## Material to process
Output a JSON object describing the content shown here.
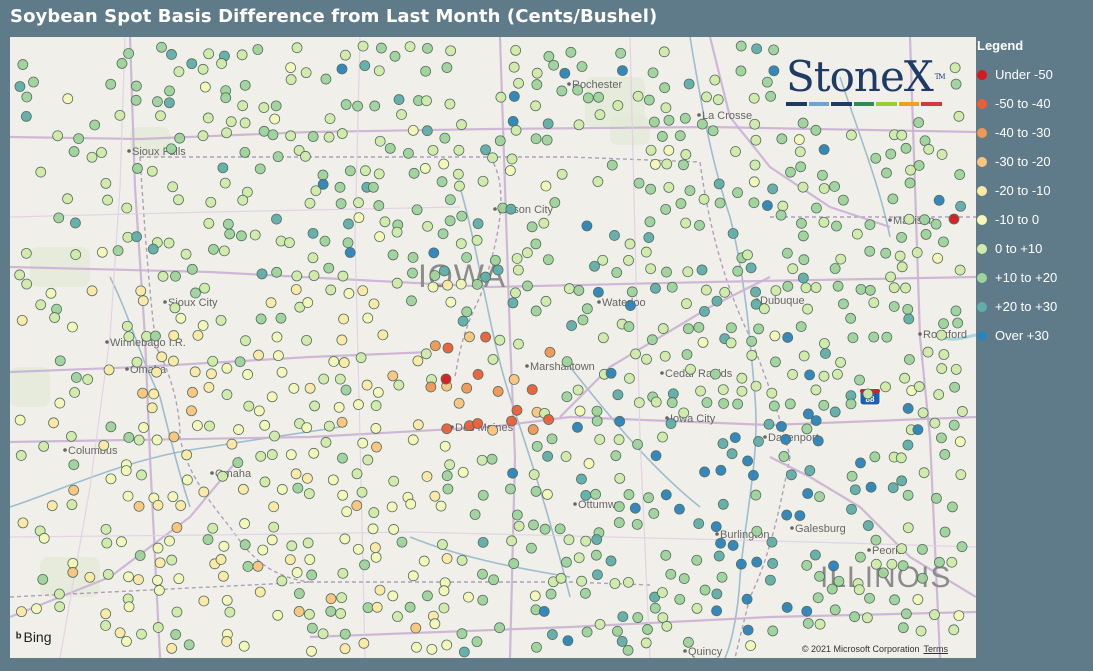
{
  "title": "Soybean Spot Basis Difference from Last Month (Cents/Bushel)",
  "legend": {
    "title": "Legend",
    "items": [
      {
        "label": "Under -50",
        "color": "#d7191c"
      },
      {
        "label": "-50 to -40",
        "color": "#ec5d3a"
      },
      {
        "label": "-40 to -30",
        "color": "#f49653"
      },
      {
        "label": "-30 to -20",
        "color": "#fbc47d"
      },
      {
        "label": "-20 to -10",
        "color": "#fde9a4"
      },
      {
        "label": "-10 to 0",
        "color": "#f5f8b7"
      },
      {
        "label": "0 to +10",
        "color": "#d1ebaa"
      },
      {
        "label": "+10 to +20",
        "color": "#9fd39c"
      },
      {
        "label": "+20 to +30",
        "color": "#61ada9"
      },
      {
        "label": "Over +30",
        "color": "#2b83ba"
      }
    ]
  },
  "logo": {
    "text": "StoneX",
    "tm": "TM",
    "stripe_colors": [
      "#1e3a66",
      "#6fa3d4",
      "#1e3a66",
      "#2e8b57",
      "#9acd32",
      "#f0a020",
      "#d33b3b"
    ]
  },
  "map_labels": {
    "state_iowa": "IOWA",
    "state_illinois": "ILLINOIS",
    "cities": [
      "Rochester",
      "La Crosse",
      "Sioux Falls",
      "Mason City",
      "Madison",
      "Sioux City",
      "Waterloo",
      "Dubuque",
      "Winnebago I.R.",
      "Omaha",
      "Marshalltown",
      "Cedar Rapids",
      "Rockford",
      "Des Moines",
      "Iowa City",
      "Davenport",
      "Columbus",
      "Omaha",
      "Ottumwa",
      "Galesburg",
      "Burlington",
      "Peoria",
      "Quincy"
    ],
    "highway_shield": "88"
  },
  "attribution": {
    "bing": "Bing",
    "copyright": "© 2021 Microsoft Corporation",
    "terms": "Terms"
  }
}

## Your goal
Among the lines of the data above, determine how many contain the word "title". Report the number alone.

## Output of the task
2